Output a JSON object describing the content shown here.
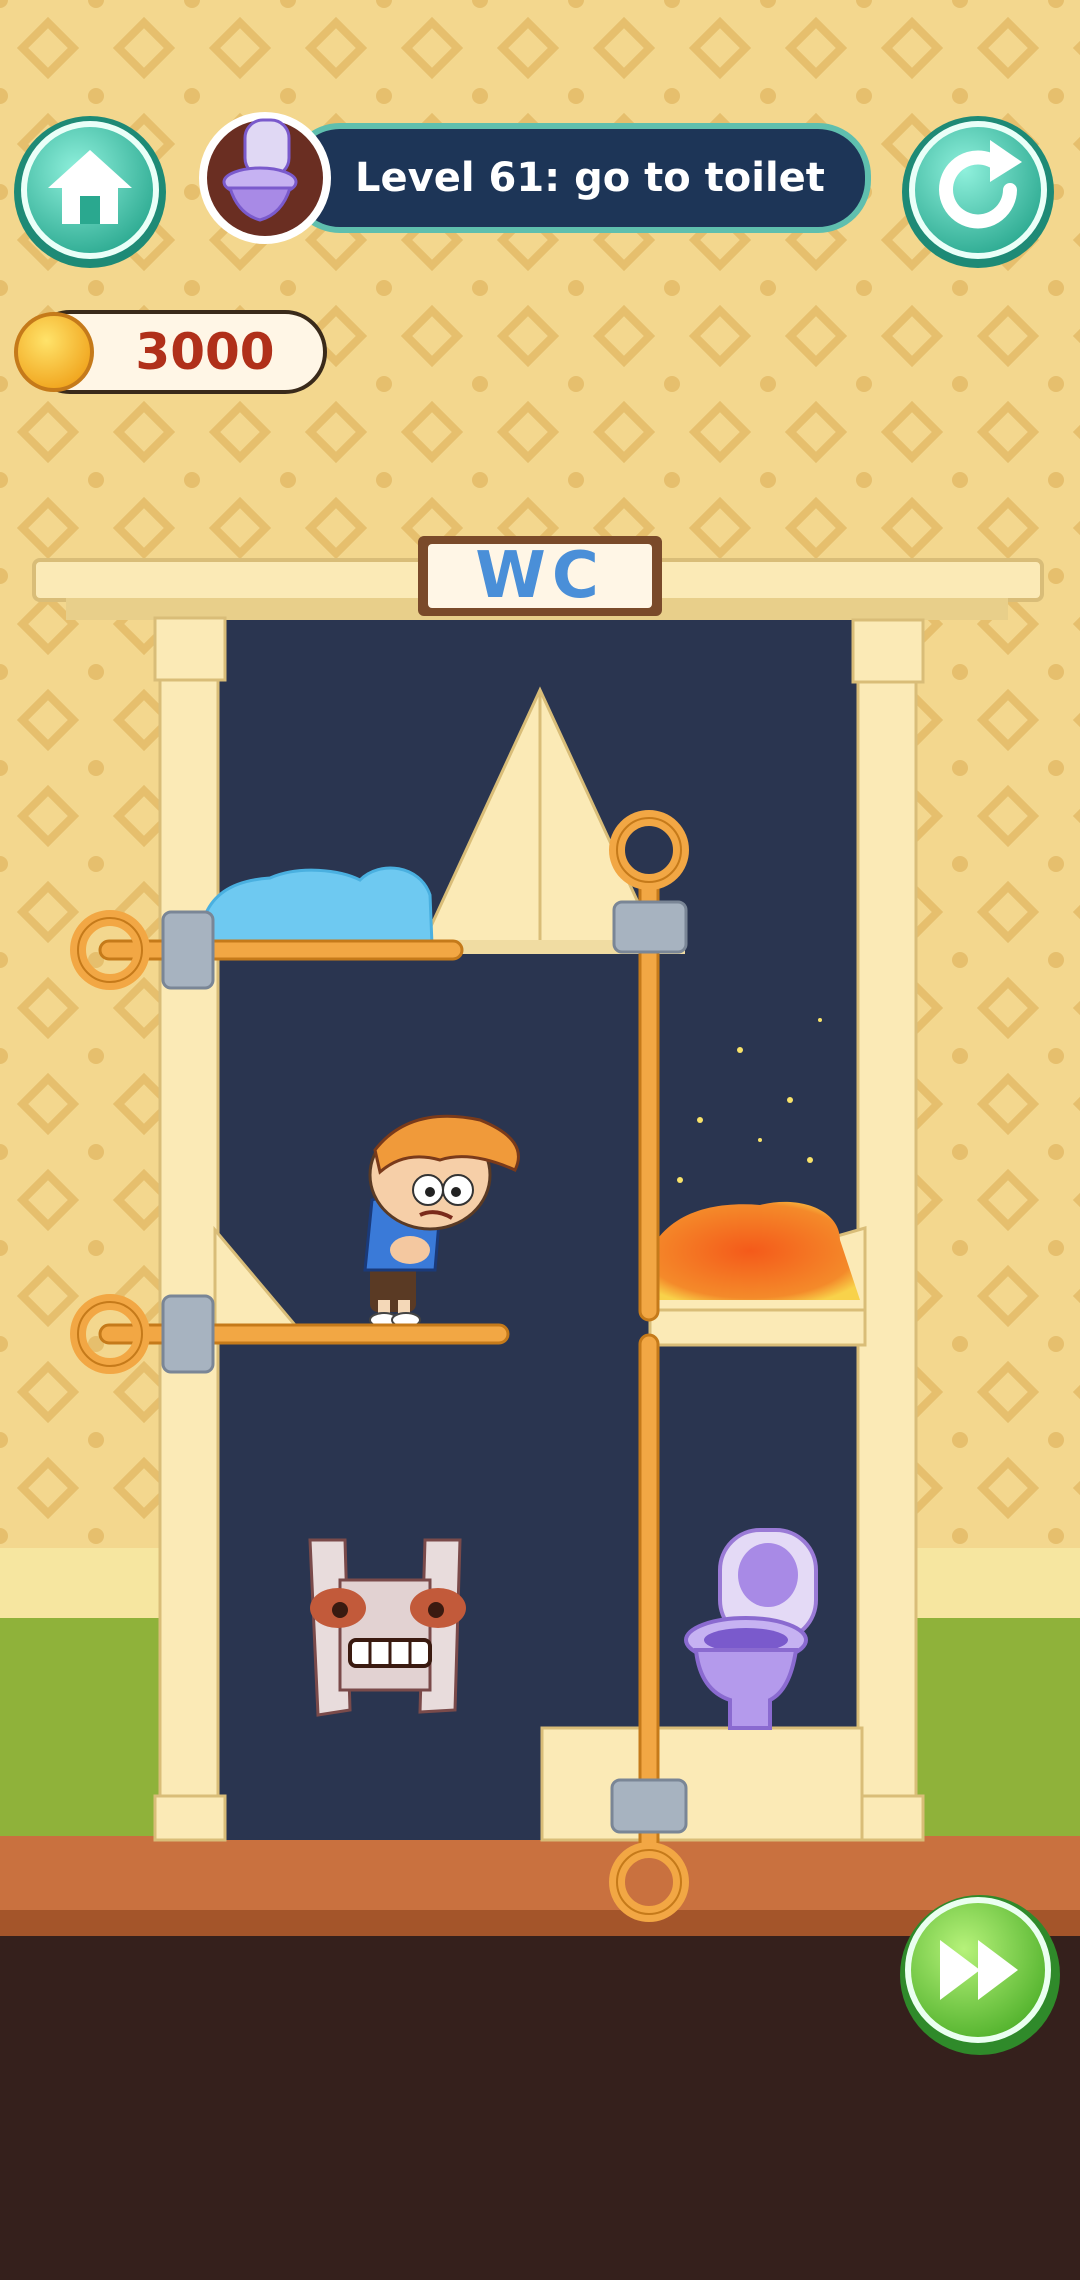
{
  "hud": {
    "level_title": "Level 61: go to toilet",
    "coins": "3000",
    "home_icon": "home-icon",
    "restart_icon": "restart-icon",
    "skip_icon": "fast-forward-icon",
    "level_badge_icon": "toilet-icon"
  },
  "scene": {
    "door_sign": "WC",
    "pins": [
      {
        "name": "top-left-pin",
        "orientation": "horizontal"
      },
      {
        "name": "middle-left-pin",
        "orientation": "horizontal"
      },
      {
        "name": "top-right-vertical-pin",
        "orientation": "vertical"
      },
      {
        "name": "bottom-right-vertical-pin",
        "orientation": "vertical"
      }
    ],
    "elements": [
      "water",
      "lava",
      "boy",
      "paper-monster",
      "toilet"
    ]
  },
  "colors": {
    "wallpaper": "#f3d78e",
    "door_frame": "#fbeab6",
    "room_background": "#2a3550",
    "pin": "#f2a744",
    "water": "#6ec9f1",
    "lava": "#f06a1d",
    "floor": "#c9713f",
    "bottom_area": "#35201c",
    "hud_button": "#5fd2b8",
    "skip_button": "#7bd64a",
    "title_bar": "#1d3557"
  }
}
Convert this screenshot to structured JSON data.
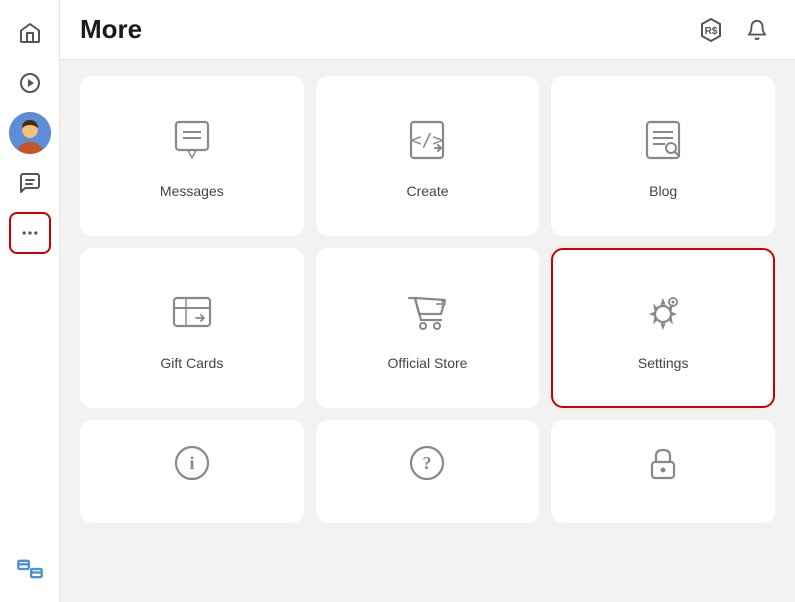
{
  "header": {
    "title": "More",
    "robux_icon": "robux-icon",
    "bell_icon": "bell-icon"
  },
  "sidebar": {
    "items": [
      {
        "id": "home",
        "icon": "home-icon",
        "label": "Home"
      },
      {
        "id": "discover",
        "icon": "discover-icon",
        "label": "Discover"
      },
      {
        "id": "avatar",
        "icon": "avatar-icon",
        "label": "Avatar"
      },
      {
        "id": "chat",
        "icon": "chat-icon",
        "label": "Chat"
      },
      {
        "id": "more",
        "icon": "more-icon",
        "label": "More",
        "active": true
      }
    ],
    "bottom_item": {
      "id": "robux",
      "icon": "robux-bottom-icon",
      "label": "Robux"
    }
  },
  "grid": {
    "items": [
      {
        "id": "messages",
        "label": "Messages",
        "icon": "messages-icon"
      },
      {
        "id": "create",
        "label": "Create",
        "icon": "create-icon"
      },
      {
        "id": "blog",
        "label": "Blog",
        "icon": "blog-icon"
      },
      {
        "id": "gift-cards",
        "label": "Gift Cards",
        "icon": "gift-cards-icon"
      },
      {
        "id": "official-store",
        "label": "Official Store",
        "icon": "official-store-icon"
      },
      {
        "id": "settings",
        "label": "Settings",
        "icon": "settings-icon",
        "highlighted": true
      },
      {
        "id": "info",
        "label": "",
        "icon": "info-icon",
        "partial": true
      },
      {
        "id": "help",
        "label": "",
        "icon": "help-icon",
        "partial": true
      },
      {
        "id": "lock",
        "label": "",
        "icon": "lock-icon",
        "partial": true
      }
    ]
  }
}
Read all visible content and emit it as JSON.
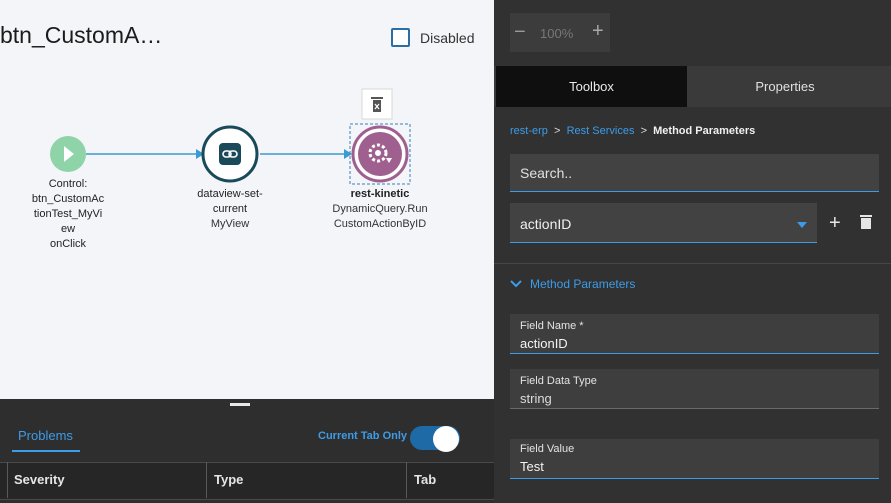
{
  "canvas": {
    "title": "btn_CustomA…",
    "disabled_label": "Disabled",
    "nodes": [
      {
        "lines": [
          "Control:",
          "btn_CustomAc",
          "tionTest_MyVi",
          "ew",
          "onClick"
        ]
      },
      {
        "lines": [
          "dataview-set-",
          "current"
        ],
        "sub": "MyView"
      },
      {
        "lines": [
          "rest-kinetic"
        ],
        "sub_lines": [
          "DynamicQuery.Run",
          "CustomActionByID"
        ]
      }
    ]
  },
  "bottom_panel": {
    "tab": "Problems",
    "toggle_label": "Current Tab Only",
    "toggle_on": true,
    "columns": [
      "Severity",
      "Type",
      "Tab"
    ]
  },
  "right_panel": {
    "zoom": {
      "minus": "−",
      "value": "100%",
      "plus": "+"
    },
    "tabs": [
      "Toolbox",
      "Properties"
    ],
    "breadcrumb": {
      "items": [
        "rest-erp",
        "Rest Services"
      ],
      "separator": ">",
      "current": "Method Parameters"
    },
    "search_placeholder": "Search..",
    "selected": "actionID",
    "add_label": "+",
    "section_title": "Method Parameters",
    "fields": [
      {
        "label": "Field Name *",
        "value": "actionID"
      },
      {
        "label": "Field Data Type",
        "value": "string"
      },
      {
        "label": "Field Value",
        "value": "Test"
      }
    ]
  },
  "colors": {
    "accent": "#3d9ce8",
    "panel": "#313131",
    "canvas": "#f3f5f8",
    "node_border": "#1a4a5a",
    "node_selected": "#a0608f",
    "start_green": "#8fd3a9"
  }
}
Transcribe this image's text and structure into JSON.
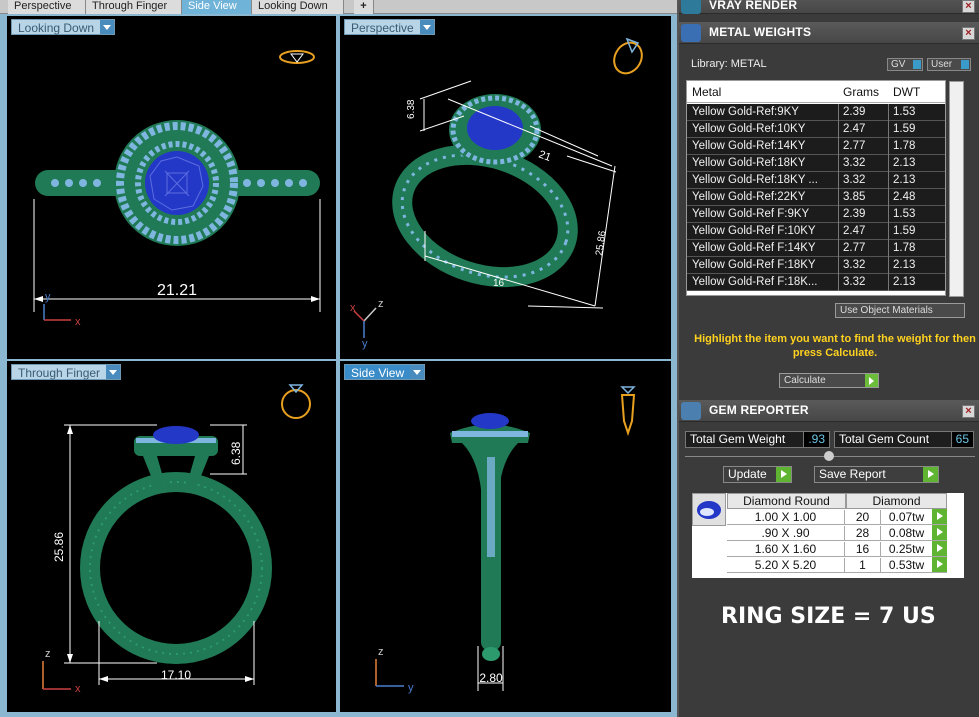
{
  "tabs": [
    "Perspective",
    "Through Finger",
    "Side View",
    "Looking Down",
    "+"
  ],
  "active_tab": "Side View",
  "viewports": {
    "top_left": {
      "label": "Looking Down",
      "dim": "21.21",
      "axis_a": "y",
      "axis_b": "x"
    },
    "top_right": {
      "label": "Perspective",
      "dim_a": "6.38",
      "dim_b": "21",
      "dim_c": "25.86",
      "dim_d": "16",
      "axis_a": "z",
      "axis_b": "x",
      "axis_c": "y"
    },
    "bottom_left": {
      "label": "Through Finger",
      "dim_height": "25.86",
      "dim_head": "6.38",
      "dim_width": "17.10",
      "axis_a": "z",
      "axis_b": "x"
    },
    "bottom_right": {
      "label": "Side View",
      "dim_width": "2.80",
      "axis_a": "z",
      "axis_b": "y"
    }
  },
  "panel": {
    "vray": {
      "title": "VRAY RENDER"
    },
    "metal": {
      "title": "METAL WEIGHTS",
      "library": "Library: METAL",
      "gv": "GV",
      "user": "User",
      "columns": [
        "Metal",
        "Grams",
        "DWT"
      ],
      "rows": [
        [
          "Yellow Gold-Ref:9KY",
          "2.39",
          "1.53"
        ],
        [
          "Yellow Gold-Ref:10KY",
          "2.47",
          "1.59"
        ],
        [
          "Yellow Gold-Ref:14KY",
          "2.77",
          "1.78"
        ],
        [
          "Yellow Gold-Ref:18KY",
          "3.32",
          "2.13"
        ],
        [
          "Yellow Gold-Ref:18KY ...",
          "3.32",
          "2.13"
        ],
        [
          "Yellow Gold-Ref:22KY",
          "3.85",
          "2.48"
        ],
        [
          "Yellow Gold-Ref F:9KY",
          "2.39",
          "1.53"
        ],
        [
          "Yellow Gold-Ref F:10KY",
          "2.47",
          "1.59"
        ],
        [
          "Yellow Gold-Ref F:14KY",
          "2.77",
          "1.78"
        ],
        [
          "Yellow Gold-Ref F:18KY",
          "3.32",
          "2.13"
        ],
        [
          "Yellow Gold-Ref F:18K...",
          "3.32",
          "2.13"
        ]
      ],
      "use_object_materials": "Use Object Materials",
      "hint": "Highlight the item you want to find the weight for then press Calculate.",
      "calculate": "Calculate"
    },
    "gem": {
      "title": "GEM REPORTER",
      "total_weight_label": "Total Gem Weight",
      "total_weight": ".93",
      "total_count_label": "Total Gem Count",
      "total_count": "65",
      "update": "Update",
      "save_report": "Save Report",
      "header_shape": "Diamond Round",
      "header_type": "Diamond",
      "rows": [
        [
          "1.00 X 1.00",
          "20",
          "0.07tw"
        ],
        [
          ".90 X .90",
          "28",
          "0.08tw"
        ],
        [
          "1.60 X 1.60",
          "16",
          "0.25tw"
        ],
        [
          "5.20 X 5.20",
          "1",
          "0.53tw"
        ]
      ]
    },
    "ring_size": "RING SIZE = 7 US"
  },
  "colors": {
    "metal_green": "#1f7a55",
    "pave_blue": "#7fb6e0",
    "gem_blue": "#2438c8",
    "active_tab": "#6fb3d8",
    "hint_yellow": "#ffd21f"
  }
}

--------------------------------------------------

Set problem – Copy out all lines where the word "Gold" appears.

Response to this task –
          "Yellow Gold-Ref:9KY",
          "Yellow Gold-Ref:10KY",
          "Yellow Gold-Ref:14KY",
          "Yellow Gold-Ref:18KY",
          "Yellow Gold-Ref:18KY ...",
          "Yellow Gold-Ref:22KY",
          "Yellow Gold-Ref F:9KY",
          "Yellow Gold-Ref F:10KY",
          "Yellow Gold-Ref F:14KY",
          "Yellow Gold-Ref F:18KY",
          "Yellow Gold-Ref F:18K...",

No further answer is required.